Extracts from a graphics dataset:
────────────────────────────────────────
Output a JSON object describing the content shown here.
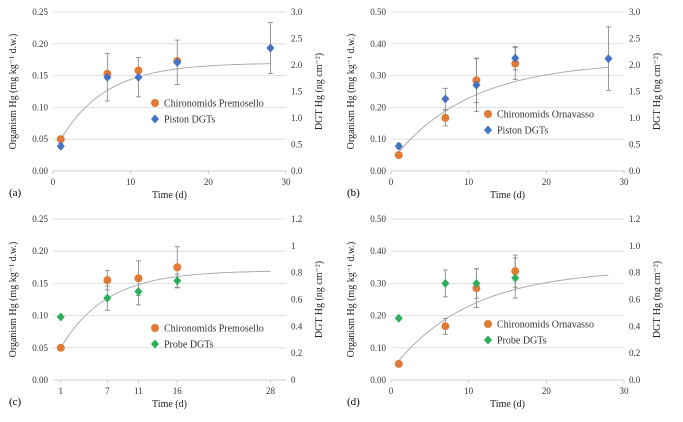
{
  "colors": {
    "chironomid": "#E07A35",
    "piston": "#4472C4",
    "probe": "#2EAD5B"
  },
  "chart_data": [
    {
      "type": "scatter",
      "panel_label": "(a)",
      "xlabel": "Time (d)",
      "ylabel_left": "Organism Hg (mg kg⁻¹ d.w.)",
      "ylabel_right": "DGT Hg (ng cm⁻²)",
      "xlim": [
        0,
        30
      ],
      "xticks": [
        "0",
        "10",
        "20",
        "30"
      ],
      "xtick_values": [
        0,
        10,
        20,
        30
      ],
      "ylim_left": [
        0,
        0.25
      ],
      "yticks_left": [
        "0.00",
        "0.05",
        "0.10",
        "0.15",
        "0.20",
        "0.25"
      ],
      "ylim_right": [
        0,
        3.0
      ],
      "yticks_right": [
        "0.0",
        "0.5",
        "1.0",
        "1.5",
        "2.0",
        "2.5",
        "3.0"
      ],
      "fit": {
        "a": 0.17,
        "c": 0.05,
        "k": 0.17,
        "x_start": 1,
        "x_end": 28
      },
      "series": [
        {
          "name": "Chironomids Premosello",
          "marker": "circle",
          "color_key": "chironomid",
          "axis": "left",
          "x": [
            1,
            7,
            11,
            16
          ],
          "y": [
            0.05,
            0.153,
            0.158,
            0.173
          ],
          "err": [
            0,
            0,
            0,
            0
          ]
        },
        {
          "name": "Piston DGTs",
          "marker": "diamond",
          "color_key": "piston",
          "axis": "right",
          "x": [
            1,
            7,
            11,
            16,
            28
          ],
          "y": [
            0.47,
            1.77,
            1.77,
            2.05,
            2.32
          ],
          "err": [
            0.05,
            0.45,
            0.37,
            0.42,
            0.48
          ]
        }
      ]
    },
    {
      "type": "scatter",
      "panel_label": "(b)",
      "xlabel": "Time (d)",
      "ylabel_left": "Organism Hg (mg kg⁻¹ d.w.)",
      "ylabel_right": "DGT Hg (ng cm⁻²)",
      "xlim": [
        0,
        30
      ],
      "xticks": [
        "0",
        "10",
        "20",
        "30"
      ],
      "xtick_values": [
        0,
        10,
        20,
        30
      ],
      "ylim_left": [
        0,
        0.5
      ],
      "yticks_left": [
        "0.00",
        "0.10",
        "0.20",
        "0.30",
        "0.40",
        "0.50"
      ],
      "ylim_right": [
        0,
        3.0
      ],
      "yticks_right": [
        "0.0",
        "0.5",
        "1.0",
        "1.5",
        "2.0",
        "2.5",
        "3.0"
      ],
      "fit": {
        "a": 0.345,
        "c": 0.06,
        "k": 0.1,
        "x_start": 1,
        "x_end": 28
      },
      "series": [
        {
          "name": "Chironomids Ornavasso",
          "marker": "circle",
          "color_key": "chironomid",
          "axis": "left",
          "x": [
            1,
            7,
            11,
            16
          ],
          "y": [
            0.05,
            0.167,
            0.285,
            0.338
          ],
          "err": [
            0,
            0.025,
            0.07,
            0.05
          ]
        },
        {
          "name": "Piston DGTs",
          "marker": "diamond",
          "color_key": "piston",
          "axis": "right",
          "x": [
            1,
            7,
            11,
            16,
            28
          ],
          "y": [
            0.47,
            1.36,
            1.62,
            2.13,
            2.12
          ],
          "err": [
            0.05,
            0.2,
            0.5,
            0.22,
            0.6
          ]
        }
      ]
    },
    {
      "type": "scatter",
      "panel_label": "(c)",
      "xlabel": "Time (d)",
      "ylabel_left": "Organism Hg (mg kg⁻¹ d.w.)",
      "ylabel_right": "DGT Hg (ng cm⁻²)",
      "xlim": [
        0,
        30
      ],
      "xticks": [
        "1",
        "7",
        "11",
        "16",
        "28"
      ],
      "xtick_values": [
        1,
        7,
        11,
        16,
        28
      ],
      "ylim_left": [
        0,
        0.25
      ],
      "yticks_left": [
        "0.00",
        "0.05",
        "0.10",
        "0.15",
        "0.20",
        "0.25"
      ],
      "ylim_right": [
        0,
        1.2
      ],
      "yticks_right": [
        "0",
        "0.2",
        "0.4",
        "0.6",
        "0.8",
        "1",
        "1.2"
      ],
      "fit": {
        "a": 0.17,
        "c": 0.05,
        "k": 0.17,
        "x_start": 1,
        "x_end": 28
      },
      "series": [
        {
          "name": "Chironomids Premosello",
          "marker": "circle",
          "color_key": "chironomid",
          "axis": "left",
          "x": [
            1,
            7,
            11,
            16
          ],
          "y": [
            0.05,
            0.155,
            0.158,
            0.175
          ],
          "err": [
            0,
            0.015,
            0.027,
            0.032
          ]
        },
        {
          "name": "Probe DGTs",
          "marker": "diamond",
          "color_key": "probe",
          "axis": "right",
          "x": [
            1,
            7,
            11,
            16
          ],
          "y": [
            0.47,
            0.61,
            0.66,
            0.74
          ],
          "err": [
            0,
            0.09,
            0.1,
            0.05
          ]
        }
      ]
    },
    {
      "type": "scatter",
      "panel_label": "(d)",
      "xlabel": "Time (d)",
      "ylabel_left": "Organism Hg (mg kg⁻¹ d.w.)",
      "ylabel_right": "DGT Hg (ng cm⁻²)",
      "xlim": [
        0,
        30
      ],
      "xticks": [
        "0",
        "10",
        "20",
        "30"
      ],
      "xtick_values": [
        0,
        10,
        20,
        30
      ],
      "ylim_left": [
        0,
        0.5
      ],
      "yticks_left": [
        "0.00",
        "0.10",
        "0.20",
        "0.30",
        "0.40",
        "0.50"
      ],
      "ylim_right": [
        0,
        1.2
      ],
      "yticks_right": [
        "0.0",
        "0.2",
        "0.4",
        "0.6",
        "0.8",
        "1.0",
        "1.2"
      ],
      "fit": {
        "a": 0.345,
        "c": 0.06,
        "k": 0.1,
        "x_start": 1,
        "x_end": 28
      },
      "series": [
        {
          "name": "Chironomids Ornavasso",
          "marker": "circle",
          "color_key": "chironomid",
          "axis": "left",
          "x": [
            1,
            7,
            11,
            16
          ],
          "y": [
            0.05,
            0.167,
            0.285,
            0.338
          ],
          "err": [
            0,
            0.025,
            0.06,
            0.05
          ]
        },
        {
          "name": "Probe DGTs",
          "marker": "diamond",
          "color_key": "probe",
          "axis": "right",
          "x": [
            1,
            7,
            11,
            16
          ],
          "y": [
            0.46,
            0.72,
            0.72,
            0.76
          ],
          "err": [
            0,
            0.1,
            0.11,
            0.15
          ]
        }
      ]
    }
  ]
}
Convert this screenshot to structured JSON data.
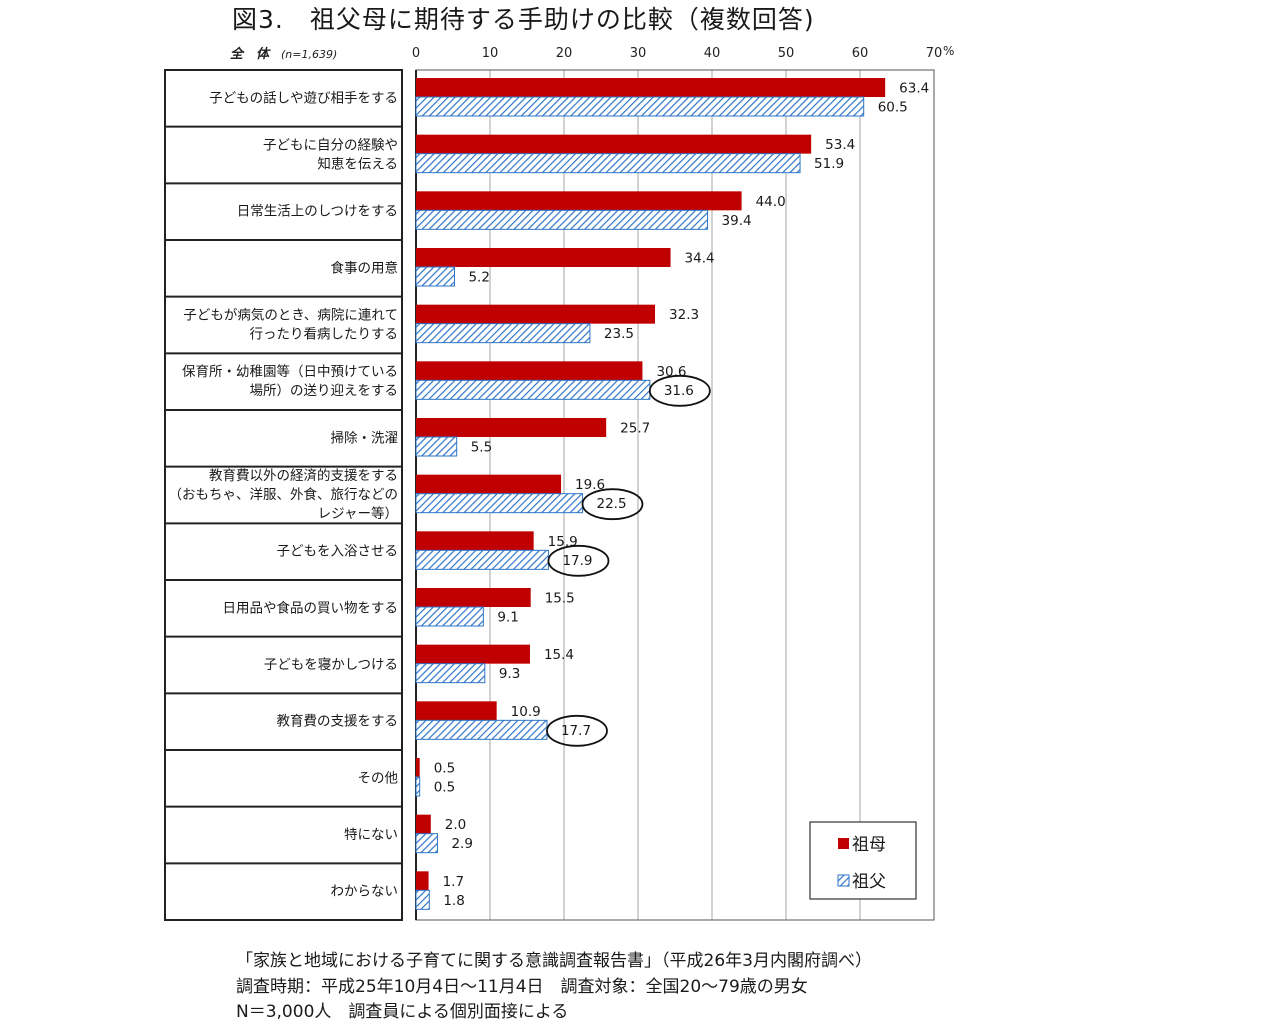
{
  "figure": {
    "title": "図3.　祖父母に期待する手助けの比較（複数回答)"
  },
  "chart_data": {
    "type": "bar",
    "orientation": "horizontal",
    "group_label": "全　体",
    "group_n": "(n=1,639)",
    "unit": "%",
    "xlim": [
      0,
      70
    ],
    "xticks": [
      0,
      10,
      20,
      30,
      40,
      50,
      60,
      70
    ],
    "xtick_labels": [
      "0",
      "10",
      "20",
      "30",
      "40",
      "50",
      "60",
      "70"
    ],
    "grid": "vertical",
    "legend_position": "bottom-right",
    "categories": [
      [
        "子どもの話しや遊び相手をする"
      ],
      [
        "子どもに自分の経験や",
        "知恵を伝える"
      ],
      [
        "日常生活上のしつけをする"
      ],
      [
        "食事の用意"
      ],
      [
        "子どもが病気のとき、病院に連れて",
        "行ったり看病したりする"
      ],
      [
        "保育所・幼稚園等（日中預けている",
        "場所）の送り迎えをする"
      ],
      [
        "掃除・洗濯"
      ],
      [
        "教育費以外の経済的支援をする",
        "（おもちゃ、洋服、外食、旅行などの",
        "レジャー等）"
      ],
      [
        "子どもを入浴させる"
      ],
      [
        "日用品や食品の買い物をする"
      ],
      [
        "子どもを寝かしつける"
      ],
      [
        "教育費の支援をする"
      ],
      [
        "その他"
      ],
      [
        "特にない"
      ],
      [
        "わからない"
      ]
    ],
    "series": [
      {
        "name": "祖母",
        "color": "#c00000",
        "pattern": "solid",
        "values": [
          63.4,
          53.4,
          44.0,
          34.4,
          32.3,
          30.6,
          25.7,
          19.6,
          15.9,
          15.5,
          15.4,
          10.9,
          0.5,
          2.0,
          1.7
        ],
        "labels": [
          "63.4",
          "53.4",
          "44.0",
          "34.4",
          "32.3",
          "30.6",
          "25.7",
          "19.6",
          "15.9",
          "15.5",
          "15.4",
          "10.9",
          "0.5",
          "2.0",
          "1.7"
        ]
      },
      {
        "name": "祖父",
        "color": "#2e75c8",
        "pattern": "hatched",
        "values": [
          60.5,
          51.9,
          39.4,
          5.2,
          23.5,
          31.6,
          5.5,
          22.5,
          17.9,
          9.1,
          9.3,
          17.7,
          0.5,
          2.9,
          1.8
        ],
        "labels": [
          "60.5",
          "51.9",
          "39.4",
          "5.2",
          "23.5",
          "31.6",
          "5.5",
          "22.5",
          "17.9",
          "9.1",
          "9.3",
          "17.7",
          "0.5",
          "2.9",
          "1.8"
        ]
      }
    ],
    "circled_values": [
      {
        "category_index": 5,
        "series": "祖父"
      },
      {
        "category_index": 7,
        "series": "祖父"
      },
      {
        "category_index": 8,
        "series": "祖父"
      },
      {
        "category_index": 11,
        "series": "祖父"
      }
    ]
  },
  "source": {
    "line1": "「家族と地域における子育てに関する意識調査報告書」（平成26年3月内閣府調べ）",
    "line2": "調査時期：平成25年10月4日～11月4日　調査対象：全国20～79歳の男女",
    "line3": "N＝3,000人　調査員による個別面接による"
  }
}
────────────────────────────────────────
▶ [GIVEN EXERCISE]:
Where a line in the material above holds "JSON", copy that line.

▶ [ANSWER TO THE PROBLEM]:
Output a JSON object describing the content shown here.
Convert this screenshot to structured JSON data.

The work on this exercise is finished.